* WORK REQUIRED:
From the records below, copy every line that contains the word "Parcourir".
-- begin DATA SHOWN --
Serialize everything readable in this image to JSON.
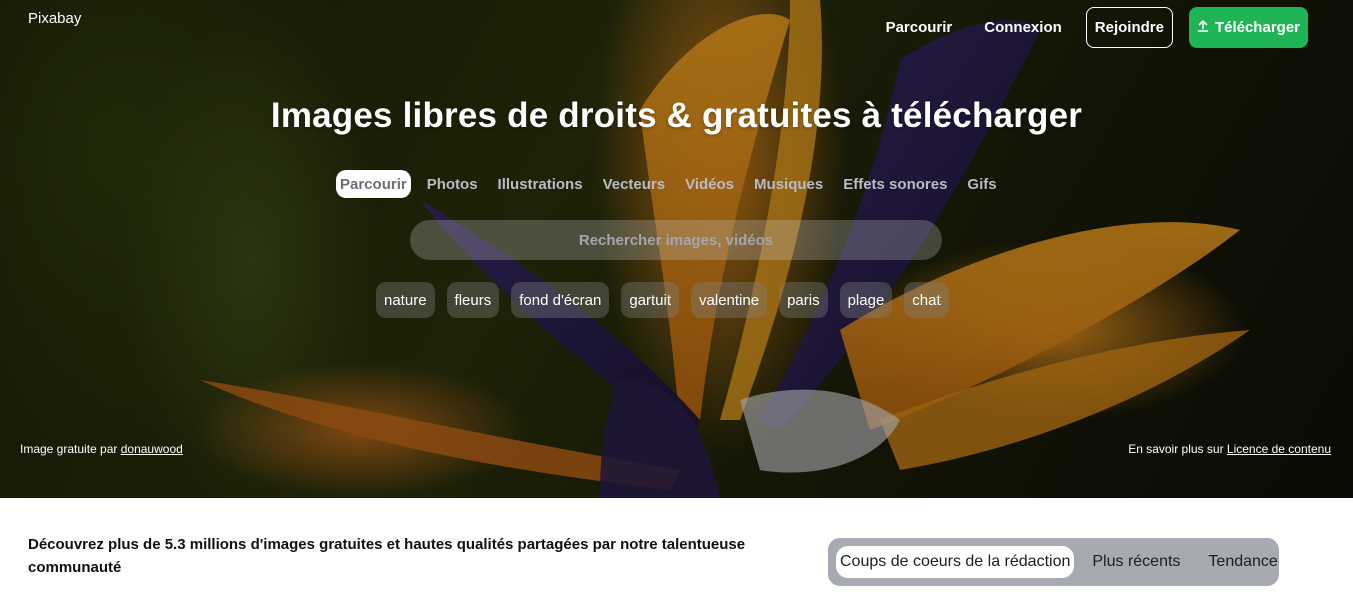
{
  "header": {
    "logo": "Pixabay",
    "nav": {
      "browse": "Parcourir",
      "login": "Connexion",
      "join": "Rejoindre",
      "upload": "Télécharger"
    }
  },
  "hero": {
    "title": "Images libres de droits & gratuites à télécharger",
    "type_tabs": [
      "Parcourir",
      "Photos",
      "Illustrations",
      "Vecteurs",
      "Vidéos",
      "Musiques",
      "Effets sonores",
      "Gifs"
    ],
    "active_tab": "Parcourir",
    "search": {
      "placeholder": "Rechercher images, vidéos",
      "value": ""
    },
    "tags": [
      "nature",
      "fleurs",
      "fond d'écran",
      "gartuit",
      "valentine",
      "paris",
      "plage",
      "chat"
    ],
    "credit": {
      "prefix": "Image gratuite par",
      "author": "donauwood"
    },
    "license": {
      "prefix": "En savoir plus sur",
      "link": "Licence de contenu"
    }
  },
  "main": {
    "tagline": "Découvrez plus de 5.3 millions d'images gratuites et hautes qualités partagées par notre talentueuse communauté",
    "sort": {
      "options": [
        "Coups de coeurs de la rédaction",
        "Plus récents",
        "Tendance"
      ],
      "selected": "Coups de coeurs de la rédaction"
    }
  },
  "colors": {
    "upload_button": "#1fb556",
    "sort_bar": "#a8aab3"
  },
  "icons": {
    "upload": "upload-arrow-icon"
  }
}
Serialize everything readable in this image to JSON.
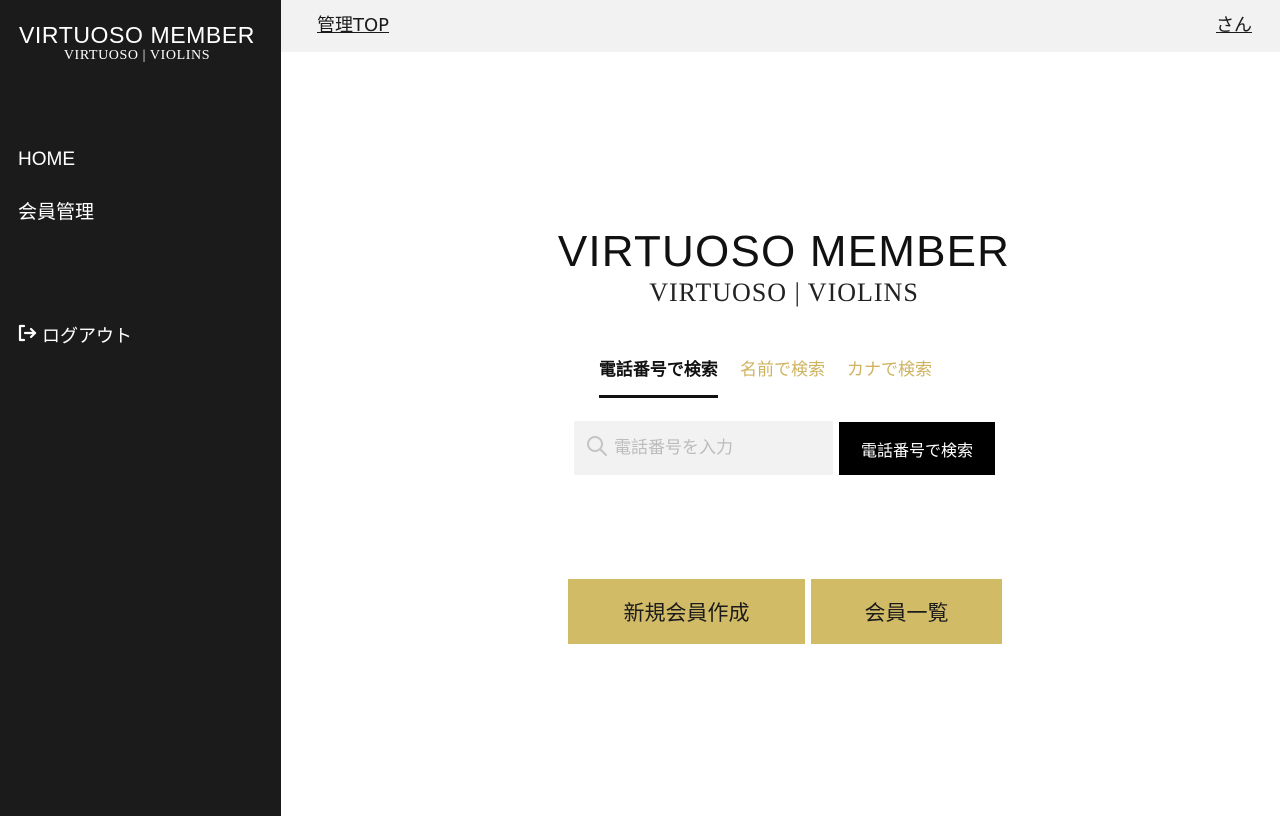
{
  "sidebar": {
    "logo_main": "VIRTUOSO MEMBER",
    "logo_sub": "VIRTUOSO | VIOLINS",
    "items": [
      {
        "label": "HOME"
      },
      {
        "label": "会員管理"
      }
    ],
    "logout_label": "ログアウト",
    "logout_icon": "sign-out-icon"
  },
  "topbar": {
    "left_link": "管理TOP",
    "right_link": "さん"
  },
  "main": {
    "logo_main": "VIRTUOSO MEMBER",
    "logo_sub": "VIRTUOSO | VIOLINS",
    "tabs": [
      {
        "label": "電話番号で検索",
        "active": true
      },
      {
        "label": "名前で検索",
        "active": false
      },
      {
        "label": "カナで検索",
        "active": false
      }
    ],
    "search": {
      "placeholder": "電話番号を入力",
      "value": "",
      "icon": "search-icon",
      "button_label": "電話番号で検索"
    },
    "actions": {
      "new_member_label": "新規会員作成",
      "member_list_label": "会員一覧"
    }
  },
  "colors": {
    "sidebar_bg": "#1b1b1b",
    "topbar_bg": "#f2f2f2",
    "accent_gold": "#d2bb66",
    "tab_inactive": "#cfb35f",
    "search_button_bg": "#000000"
  }
}
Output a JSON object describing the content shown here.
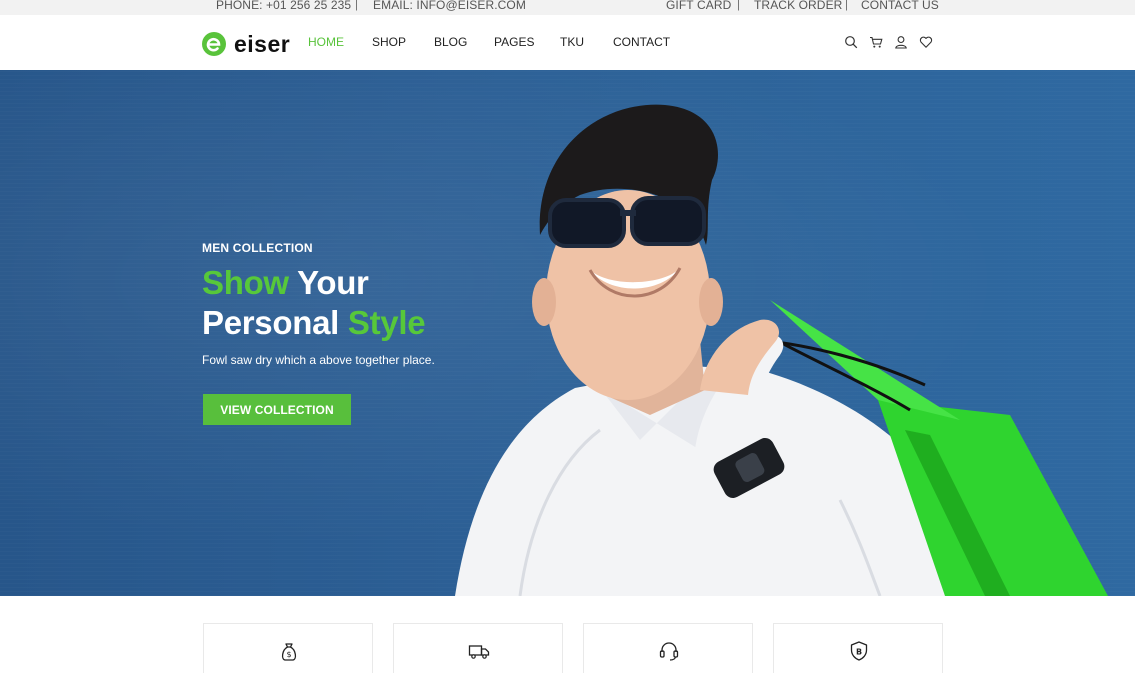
{
  "topbar": {
    "phone": "PHONE: +01 256 25 235",
    "email": "EMAIL: INFO@EISER.COM",
    "separator": "|",
    "links": [
      "GIFT CARD",
      "TRACK ORDER",
      "CONTACT US"
    ]
  },
  "brand": {
    "name": "eiser",
    "accent": "#59c33b"
  },
  "nav": {
    "items": [
      "HOME",
      "SHOP",
      "BLOG",
      "PAGES",
      "TKU",
      "CONTACT"
    ],
    "active": "HOME"
  },
  "header_icons": [
    "search-icon",
    "cart-icon",
    "user-icon",
    "heart-icon"
  ],
  "hero": {
    "eyebrow": "MEN COLLECTION",
    "headline_1_green": "Show",
    "headline_1_white": " Your",
    "headline_2_white": "Personal ",
    "headline_2_green": "Style",
    "subtitle": "Fowl saw dry which a above together place.",
    "cta_label": "VIEW COLLECTION"
  },
  "features": [
    {
      "icon": "money-bag-icon"
    },
    {
      "icon": "truck-icon"
    },
    {
      "icon": "headset-icon"
    },
    {
      "icon": "shield-icon"
    }
  ]
}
-- end DATA SHOWN --
* WRITTEN SOLUTION:
      "browse": "Parcourir",
      "Parcourir",
    "active_tab": "Parcourir",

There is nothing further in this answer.